Your instructions
Collect from the data below each line with "Nominal".

Supplied records
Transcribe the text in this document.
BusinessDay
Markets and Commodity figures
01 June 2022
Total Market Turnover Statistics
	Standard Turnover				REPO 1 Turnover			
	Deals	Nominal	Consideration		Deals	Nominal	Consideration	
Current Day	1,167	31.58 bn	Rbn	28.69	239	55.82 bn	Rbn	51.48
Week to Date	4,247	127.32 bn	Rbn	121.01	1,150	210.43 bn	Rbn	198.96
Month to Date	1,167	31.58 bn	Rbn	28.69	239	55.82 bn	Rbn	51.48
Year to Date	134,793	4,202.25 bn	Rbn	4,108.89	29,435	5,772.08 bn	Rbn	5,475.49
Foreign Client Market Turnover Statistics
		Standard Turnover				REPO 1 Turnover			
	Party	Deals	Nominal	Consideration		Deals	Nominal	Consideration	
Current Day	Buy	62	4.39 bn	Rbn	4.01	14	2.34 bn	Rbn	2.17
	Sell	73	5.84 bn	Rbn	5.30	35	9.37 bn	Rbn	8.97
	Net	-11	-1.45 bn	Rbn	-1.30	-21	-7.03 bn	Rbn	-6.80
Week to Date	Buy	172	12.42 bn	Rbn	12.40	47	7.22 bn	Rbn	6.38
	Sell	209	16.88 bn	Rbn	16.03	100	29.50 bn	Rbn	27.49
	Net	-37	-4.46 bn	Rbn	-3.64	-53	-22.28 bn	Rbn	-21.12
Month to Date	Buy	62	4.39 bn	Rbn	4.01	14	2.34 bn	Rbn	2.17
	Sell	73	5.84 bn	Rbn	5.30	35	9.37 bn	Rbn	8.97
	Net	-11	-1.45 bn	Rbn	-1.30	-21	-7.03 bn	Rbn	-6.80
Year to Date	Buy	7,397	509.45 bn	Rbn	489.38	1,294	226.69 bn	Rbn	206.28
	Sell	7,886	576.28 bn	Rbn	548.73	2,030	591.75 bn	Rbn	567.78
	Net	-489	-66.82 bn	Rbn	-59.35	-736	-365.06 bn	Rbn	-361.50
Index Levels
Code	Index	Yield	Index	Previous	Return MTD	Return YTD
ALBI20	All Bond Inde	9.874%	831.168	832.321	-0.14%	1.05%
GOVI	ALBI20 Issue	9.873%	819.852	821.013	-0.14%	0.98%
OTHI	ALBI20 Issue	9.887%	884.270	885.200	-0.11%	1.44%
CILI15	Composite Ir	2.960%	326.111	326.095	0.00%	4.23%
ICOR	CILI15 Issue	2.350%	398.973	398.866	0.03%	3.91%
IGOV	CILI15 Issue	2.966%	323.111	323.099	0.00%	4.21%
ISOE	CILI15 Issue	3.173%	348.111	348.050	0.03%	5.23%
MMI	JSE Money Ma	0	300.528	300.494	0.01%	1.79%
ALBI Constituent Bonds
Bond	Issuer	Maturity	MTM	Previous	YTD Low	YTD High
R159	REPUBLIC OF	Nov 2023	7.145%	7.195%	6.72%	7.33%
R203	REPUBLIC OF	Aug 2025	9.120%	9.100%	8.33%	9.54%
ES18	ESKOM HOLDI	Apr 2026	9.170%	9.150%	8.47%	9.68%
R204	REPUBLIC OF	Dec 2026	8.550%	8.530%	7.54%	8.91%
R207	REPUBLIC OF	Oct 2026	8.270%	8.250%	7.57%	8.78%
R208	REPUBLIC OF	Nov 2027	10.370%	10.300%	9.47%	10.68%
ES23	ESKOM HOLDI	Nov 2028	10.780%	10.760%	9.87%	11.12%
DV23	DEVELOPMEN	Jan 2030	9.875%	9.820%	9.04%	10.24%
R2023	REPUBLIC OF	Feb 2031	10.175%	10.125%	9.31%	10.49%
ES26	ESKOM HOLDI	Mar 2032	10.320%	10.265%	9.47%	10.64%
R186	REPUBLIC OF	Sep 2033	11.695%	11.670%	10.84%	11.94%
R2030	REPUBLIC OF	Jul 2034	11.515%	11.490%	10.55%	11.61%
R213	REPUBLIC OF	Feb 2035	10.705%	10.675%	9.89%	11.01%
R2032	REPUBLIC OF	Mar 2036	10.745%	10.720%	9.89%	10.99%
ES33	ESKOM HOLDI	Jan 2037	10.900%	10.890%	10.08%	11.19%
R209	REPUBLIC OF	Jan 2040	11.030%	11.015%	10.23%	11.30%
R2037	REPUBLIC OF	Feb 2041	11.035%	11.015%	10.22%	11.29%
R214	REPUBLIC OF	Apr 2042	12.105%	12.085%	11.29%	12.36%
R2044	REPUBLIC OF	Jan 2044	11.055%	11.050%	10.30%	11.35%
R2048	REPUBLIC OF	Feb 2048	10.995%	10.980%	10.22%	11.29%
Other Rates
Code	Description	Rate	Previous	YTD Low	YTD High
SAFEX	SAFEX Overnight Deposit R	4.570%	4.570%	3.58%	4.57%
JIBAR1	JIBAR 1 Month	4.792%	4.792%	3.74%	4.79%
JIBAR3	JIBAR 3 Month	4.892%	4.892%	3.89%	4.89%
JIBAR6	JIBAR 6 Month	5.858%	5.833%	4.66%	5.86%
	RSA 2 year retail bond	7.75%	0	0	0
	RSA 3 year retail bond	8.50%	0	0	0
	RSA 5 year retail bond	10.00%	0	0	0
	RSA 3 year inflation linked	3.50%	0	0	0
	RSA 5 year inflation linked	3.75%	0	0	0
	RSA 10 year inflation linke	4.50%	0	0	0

Written answer
	Deals	Nominal	Consideration		Deals	Nominal	Consideration	
	Party	Deals	Nominal	Consideration		Deals	Nominal	Consideration	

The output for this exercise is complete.